**DIRECTION**
Which lines hold the string "cabecilla"? Copy every one of them.

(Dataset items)
Begin

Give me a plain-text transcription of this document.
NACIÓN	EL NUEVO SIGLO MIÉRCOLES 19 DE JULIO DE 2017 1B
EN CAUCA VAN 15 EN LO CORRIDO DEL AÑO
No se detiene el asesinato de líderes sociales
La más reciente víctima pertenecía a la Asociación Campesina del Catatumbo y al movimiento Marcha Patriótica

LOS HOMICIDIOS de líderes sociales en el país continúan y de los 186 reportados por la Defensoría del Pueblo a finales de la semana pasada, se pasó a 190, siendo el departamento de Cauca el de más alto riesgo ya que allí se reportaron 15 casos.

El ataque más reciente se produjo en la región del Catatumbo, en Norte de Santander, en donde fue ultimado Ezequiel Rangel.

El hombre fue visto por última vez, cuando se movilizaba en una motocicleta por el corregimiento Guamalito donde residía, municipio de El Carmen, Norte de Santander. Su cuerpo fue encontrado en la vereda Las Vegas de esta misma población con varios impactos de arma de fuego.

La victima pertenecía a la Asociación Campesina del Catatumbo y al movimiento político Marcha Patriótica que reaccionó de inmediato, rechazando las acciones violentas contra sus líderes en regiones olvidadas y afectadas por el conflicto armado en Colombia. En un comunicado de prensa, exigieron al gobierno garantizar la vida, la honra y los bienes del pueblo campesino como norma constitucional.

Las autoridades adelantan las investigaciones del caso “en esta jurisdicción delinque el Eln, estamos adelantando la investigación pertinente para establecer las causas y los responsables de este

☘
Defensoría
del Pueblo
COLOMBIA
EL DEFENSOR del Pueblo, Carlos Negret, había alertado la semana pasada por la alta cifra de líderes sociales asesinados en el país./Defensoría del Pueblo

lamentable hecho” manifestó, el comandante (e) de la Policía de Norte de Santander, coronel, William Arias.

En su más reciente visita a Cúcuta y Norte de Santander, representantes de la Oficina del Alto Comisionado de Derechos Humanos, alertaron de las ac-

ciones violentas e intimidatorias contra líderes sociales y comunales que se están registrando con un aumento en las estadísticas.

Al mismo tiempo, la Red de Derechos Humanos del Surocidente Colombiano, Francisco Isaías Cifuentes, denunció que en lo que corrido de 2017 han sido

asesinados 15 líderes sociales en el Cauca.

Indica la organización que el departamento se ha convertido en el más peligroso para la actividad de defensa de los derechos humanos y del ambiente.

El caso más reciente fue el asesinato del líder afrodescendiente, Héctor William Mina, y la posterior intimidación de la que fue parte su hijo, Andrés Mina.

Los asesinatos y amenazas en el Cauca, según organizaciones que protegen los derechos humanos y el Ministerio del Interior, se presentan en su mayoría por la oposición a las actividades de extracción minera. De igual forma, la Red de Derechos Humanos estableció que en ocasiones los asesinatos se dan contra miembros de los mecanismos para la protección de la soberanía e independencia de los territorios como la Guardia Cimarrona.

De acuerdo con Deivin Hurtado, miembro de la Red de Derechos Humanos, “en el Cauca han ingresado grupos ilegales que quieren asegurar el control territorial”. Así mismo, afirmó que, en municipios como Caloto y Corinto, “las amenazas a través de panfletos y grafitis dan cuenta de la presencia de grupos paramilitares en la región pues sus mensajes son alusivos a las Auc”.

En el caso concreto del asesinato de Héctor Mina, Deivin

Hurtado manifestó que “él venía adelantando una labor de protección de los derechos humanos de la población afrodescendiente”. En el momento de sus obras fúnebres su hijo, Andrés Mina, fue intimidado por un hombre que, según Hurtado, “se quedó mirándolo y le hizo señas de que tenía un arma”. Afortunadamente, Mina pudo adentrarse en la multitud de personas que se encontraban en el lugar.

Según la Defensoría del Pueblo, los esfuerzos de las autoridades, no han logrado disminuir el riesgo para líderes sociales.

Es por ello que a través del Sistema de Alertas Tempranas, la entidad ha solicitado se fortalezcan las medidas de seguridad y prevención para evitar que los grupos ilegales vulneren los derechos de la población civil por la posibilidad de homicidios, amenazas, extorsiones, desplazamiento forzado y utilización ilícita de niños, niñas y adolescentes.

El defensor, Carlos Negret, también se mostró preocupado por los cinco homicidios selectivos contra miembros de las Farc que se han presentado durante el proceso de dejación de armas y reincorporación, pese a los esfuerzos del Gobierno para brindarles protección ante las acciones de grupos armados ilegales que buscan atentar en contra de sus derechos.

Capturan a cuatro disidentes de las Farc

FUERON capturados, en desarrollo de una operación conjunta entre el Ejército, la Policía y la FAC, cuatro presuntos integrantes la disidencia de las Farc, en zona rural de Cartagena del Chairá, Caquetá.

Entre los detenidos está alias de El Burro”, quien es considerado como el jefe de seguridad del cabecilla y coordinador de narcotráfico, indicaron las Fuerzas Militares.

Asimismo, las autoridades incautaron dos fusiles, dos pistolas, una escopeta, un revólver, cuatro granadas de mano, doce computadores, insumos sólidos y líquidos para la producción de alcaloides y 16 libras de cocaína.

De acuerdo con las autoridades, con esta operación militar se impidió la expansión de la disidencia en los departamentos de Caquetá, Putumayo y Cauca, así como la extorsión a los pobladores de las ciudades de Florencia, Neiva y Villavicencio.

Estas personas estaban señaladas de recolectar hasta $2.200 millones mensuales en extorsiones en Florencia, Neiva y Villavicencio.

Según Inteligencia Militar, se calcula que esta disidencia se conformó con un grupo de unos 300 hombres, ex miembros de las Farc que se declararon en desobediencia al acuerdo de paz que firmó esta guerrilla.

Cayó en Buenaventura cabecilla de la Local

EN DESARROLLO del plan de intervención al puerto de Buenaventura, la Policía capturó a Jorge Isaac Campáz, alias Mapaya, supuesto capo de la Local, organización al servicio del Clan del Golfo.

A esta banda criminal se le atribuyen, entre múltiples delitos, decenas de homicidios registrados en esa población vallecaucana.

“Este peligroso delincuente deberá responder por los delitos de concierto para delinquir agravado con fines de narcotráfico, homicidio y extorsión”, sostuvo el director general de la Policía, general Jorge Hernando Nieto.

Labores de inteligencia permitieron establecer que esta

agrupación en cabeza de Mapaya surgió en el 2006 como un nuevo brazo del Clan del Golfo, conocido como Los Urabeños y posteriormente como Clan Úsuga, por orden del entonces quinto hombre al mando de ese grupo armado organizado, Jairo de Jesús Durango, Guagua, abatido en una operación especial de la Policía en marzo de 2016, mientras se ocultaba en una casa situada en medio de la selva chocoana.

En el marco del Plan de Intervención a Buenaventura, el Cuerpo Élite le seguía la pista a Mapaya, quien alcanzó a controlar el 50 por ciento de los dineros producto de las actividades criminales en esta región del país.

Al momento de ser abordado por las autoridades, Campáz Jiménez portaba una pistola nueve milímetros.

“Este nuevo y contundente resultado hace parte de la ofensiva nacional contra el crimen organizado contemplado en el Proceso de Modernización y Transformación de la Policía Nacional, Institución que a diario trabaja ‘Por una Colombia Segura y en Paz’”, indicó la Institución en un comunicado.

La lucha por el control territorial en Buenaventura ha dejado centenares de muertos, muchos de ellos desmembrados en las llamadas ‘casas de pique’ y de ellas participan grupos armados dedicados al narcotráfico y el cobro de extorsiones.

End

**EXERCISE SOLUTION**
Entre los detenidos está alias de El Burro”, quien es considerado como el jefe de seguridad del cabecilla y coordinador de narcotráfico, indicaron las Fuerzas Militares.
Cayó en Buenaventura cabecilla de la Local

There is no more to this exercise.